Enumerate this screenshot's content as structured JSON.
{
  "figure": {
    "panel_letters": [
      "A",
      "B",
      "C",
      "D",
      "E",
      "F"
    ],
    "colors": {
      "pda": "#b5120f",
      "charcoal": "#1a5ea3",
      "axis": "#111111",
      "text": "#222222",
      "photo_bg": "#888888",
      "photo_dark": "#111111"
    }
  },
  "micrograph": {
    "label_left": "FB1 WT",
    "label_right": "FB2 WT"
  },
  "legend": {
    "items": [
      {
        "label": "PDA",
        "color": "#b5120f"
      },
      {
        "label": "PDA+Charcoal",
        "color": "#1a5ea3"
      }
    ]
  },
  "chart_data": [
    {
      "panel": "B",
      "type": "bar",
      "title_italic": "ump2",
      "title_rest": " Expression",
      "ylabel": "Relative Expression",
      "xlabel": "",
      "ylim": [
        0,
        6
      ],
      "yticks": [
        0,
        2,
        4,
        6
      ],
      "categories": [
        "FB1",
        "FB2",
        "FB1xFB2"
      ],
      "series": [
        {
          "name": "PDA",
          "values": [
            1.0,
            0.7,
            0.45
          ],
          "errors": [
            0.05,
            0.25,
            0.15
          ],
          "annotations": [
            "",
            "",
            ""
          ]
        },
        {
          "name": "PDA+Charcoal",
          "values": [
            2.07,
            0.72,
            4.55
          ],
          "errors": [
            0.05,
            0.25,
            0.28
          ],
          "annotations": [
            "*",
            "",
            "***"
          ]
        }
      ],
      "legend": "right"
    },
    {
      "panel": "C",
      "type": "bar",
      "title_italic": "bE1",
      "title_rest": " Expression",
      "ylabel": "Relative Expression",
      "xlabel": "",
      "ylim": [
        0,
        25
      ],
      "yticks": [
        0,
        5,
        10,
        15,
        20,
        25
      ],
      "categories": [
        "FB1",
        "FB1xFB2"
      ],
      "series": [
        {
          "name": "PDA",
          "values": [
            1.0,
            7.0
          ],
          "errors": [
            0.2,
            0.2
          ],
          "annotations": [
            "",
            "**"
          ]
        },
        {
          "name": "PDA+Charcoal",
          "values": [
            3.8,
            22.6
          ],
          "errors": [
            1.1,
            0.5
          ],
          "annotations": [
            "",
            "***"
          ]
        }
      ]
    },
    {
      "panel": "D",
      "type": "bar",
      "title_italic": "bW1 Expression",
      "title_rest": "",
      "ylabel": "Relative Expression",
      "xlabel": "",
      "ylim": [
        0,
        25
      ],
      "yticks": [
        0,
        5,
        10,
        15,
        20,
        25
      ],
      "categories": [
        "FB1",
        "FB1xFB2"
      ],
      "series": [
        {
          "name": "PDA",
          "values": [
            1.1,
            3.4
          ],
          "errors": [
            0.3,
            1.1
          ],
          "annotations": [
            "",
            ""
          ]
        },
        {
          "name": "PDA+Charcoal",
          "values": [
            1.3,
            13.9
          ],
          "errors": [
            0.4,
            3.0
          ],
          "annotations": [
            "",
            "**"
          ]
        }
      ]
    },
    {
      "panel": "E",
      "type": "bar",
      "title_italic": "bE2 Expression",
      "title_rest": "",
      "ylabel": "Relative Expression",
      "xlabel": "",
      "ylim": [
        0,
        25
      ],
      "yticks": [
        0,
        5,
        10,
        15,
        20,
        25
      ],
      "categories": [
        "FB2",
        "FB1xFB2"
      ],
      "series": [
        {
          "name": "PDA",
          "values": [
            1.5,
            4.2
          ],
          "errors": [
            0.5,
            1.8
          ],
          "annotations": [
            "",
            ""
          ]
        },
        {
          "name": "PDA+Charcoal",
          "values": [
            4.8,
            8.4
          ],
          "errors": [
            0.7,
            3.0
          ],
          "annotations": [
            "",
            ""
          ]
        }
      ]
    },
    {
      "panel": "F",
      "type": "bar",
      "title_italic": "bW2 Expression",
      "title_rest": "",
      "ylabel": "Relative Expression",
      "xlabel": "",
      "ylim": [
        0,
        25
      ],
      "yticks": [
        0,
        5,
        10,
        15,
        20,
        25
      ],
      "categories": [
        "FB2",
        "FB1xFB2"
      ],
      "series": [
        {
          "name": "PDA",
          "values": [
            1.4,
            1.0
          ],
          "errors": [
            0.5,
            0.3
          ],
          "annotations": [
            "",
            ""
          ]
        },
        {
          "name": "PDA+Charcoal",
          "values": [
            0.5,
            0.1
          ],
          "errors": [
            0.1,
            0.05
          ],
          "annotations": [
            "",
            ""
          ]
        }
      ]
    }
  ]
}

=== Set exercise ===
Transcribe all lines as written.

=== The output ===
Enumerate this screenshot's content as structured JSON.
{
  "figure": {
    "panel_letters": [
      "A",
      "B",
      "C",
      "D",
      "E",
      "F"
    ],
    "colors": {
      "pda": "#b5120f",
      "charcoal": "#1a5ea3",
      "axis": "#111111",
      "text": "#222222",
      "photo_bg": "#888888",
      "photo_dark": "#111111"
    }
  },
  "micrograph": {
    "label_left": "FB1 WT",
    "label_right": "FB2 WT"
  },
  "legend": {
    "items": [
      {
        "label": "PDA",
        "color": "#b5120f"
      },
      {
        "label": "PDA+Charcoal",
        "color": "#1a5ea3"
      }
    ]
  },
  "chart_data": [
    {
      "panel": "B",
      "type": "bar",
      "title_italic": "ump2",
      "title_rest": " Expression",
      "ylabel": "Relative Expression",
      "xlabel": "",
      "ylim": [
        0,
        6
      ],
      "yticks": [
        0,
        2,
        4,
        6
      ],
      "categories": [
        "FB1",
        "FB2",
        "FB1xFB2"
      ],
      "series": [
        {
          "name": "PDA",
          "values": [
            1.0,
            0.7,
            0.45
          ],
          "errors": [
            0.05,
            0.25,
            0.15
          ],
          "annotations": [
            "",
            "",
            ""
          ]
        },
        {
          "name": "PDA+Charcoal",
          "values": [
            2.07,
            0.72,
            4.55
          ],
          "errors": [
            0.05,
            0.25,
            0.28
          ],
          "annotations": [
            "*",
            "",
            "***"
          ]
        }
      ],
      "legend": "right"
    },
    {
      "panel": "C",
      "type": "bar",
      "title_italic": "bE1",
      "title_rest": " Expression",
      "ylabel": "Relative Expression",
      "xlabel": "",
      "ylim": [
        0,
        25
      ],
      "yticks": [
        0,
        5,
        10,
        15,
        20,
        25
      ],
      "categories": [
        "FB1",
        "FB1xFB2"
      ],
      "series": [
        {
          "name": "PDA",
          "values": [
            1.0,
            7.0
          ],
          "errors": [
            0.2,
            0.2
          ],
          "annotations": [
            "",
            "**"
          ]
        },
        {
          "name": "PDA+Charcoal",
          "values": [
            3.8,
            22.6
          ],
          "errors": [
            1.1,
            0.5
          ],
          "annotations": [
            "",
            "***"
          ]
        }
      ]
    },
    {
      "panel": "D",
      "type": "bar",
      "title_italic": "bW1 Expression",
      "title_rest": "",
      "ylabel": "Relative Expression",
      "xlabel": "",
      "ylim": [
        0,
        25
      ],
      "yticks": [
        0,
        5,
        10,
        15,
        20,
        25
      ],
      "categories": [
        "FB1",
        "FB1xFB2"
      ],
      "series": [
        {
          "name": "PDA",
          "values": [
            1.1,
            3.4
          ],
          "errors": [
            0.3,
            1.1
          ],
          "annotations": [
            "",
            ""
          ]
        },
        {
          "name": "PDA+Charcoal",
          "values": [
            1.3,
            13.9
          ],
          "errors": [
            0.4,
            3.0
          ],
          "annotations": [
            "",
            "**"
          ]
        }
      ]
    },
    {
      "panel": "E",
      "type": "bar",
      "title_italic": "bE2 Expression",
      "title_rest": "",
      "ylabel": "Relative Expression",
      "xlabel": "",
      "ylim": [
        0,
        25
      ],
      "yticks": [
        0,
        5,
        10,
        15,
        20,
        25
      ],
      "categories": [
        "FB2",
        "FB1xFB2"
      ],
      "series": [
        {
          "name": "PDA",
          "values": [
            1.5,
            4.2
          ],
          "errors": [
            0.5,
            1.8
          ],
          "annotations": [
            "",
            ""
          ]
        },
        {
          "name": "PDA+Charcoal",
          "values": [
            4.8,
            8.4
          ],
          "errors": [
            0.7,
            3.0
          ],
          "annotations": [
            "",
            ""
          ]
        }
      ]
    },
    {
      "panel": "F",
      "type": "bar",
      "title_italic": "bW2 Expression",
      "title_rest": "",
      "ylabel": "Relative Expression",
      "xlabel": "",
      "ylim": [
        0,
        25
      ],
      "yticks": [
        0,
        5,
        10,
        15,
        20,
        25
      ],
      "categories": [
        "FB2",
        "FB1xFB2"
      ],
      "series": [
        {
          "name": "PDA",
          "values": [
            1.4,
            1.0
          ],
          "errors": [
            0.5,
            0.3
          ],
          "annotations": [
            "",
            ""
          ]
        },
        {
          "name": "PDA+Charcoal",
          "values": [
            0.5,
            0.1
          ],
          "errors": [
            0.1,
            0.05
          ],
          "annotations": [
            "",
            ""
          ]
        }
      ]
    }
  ]
}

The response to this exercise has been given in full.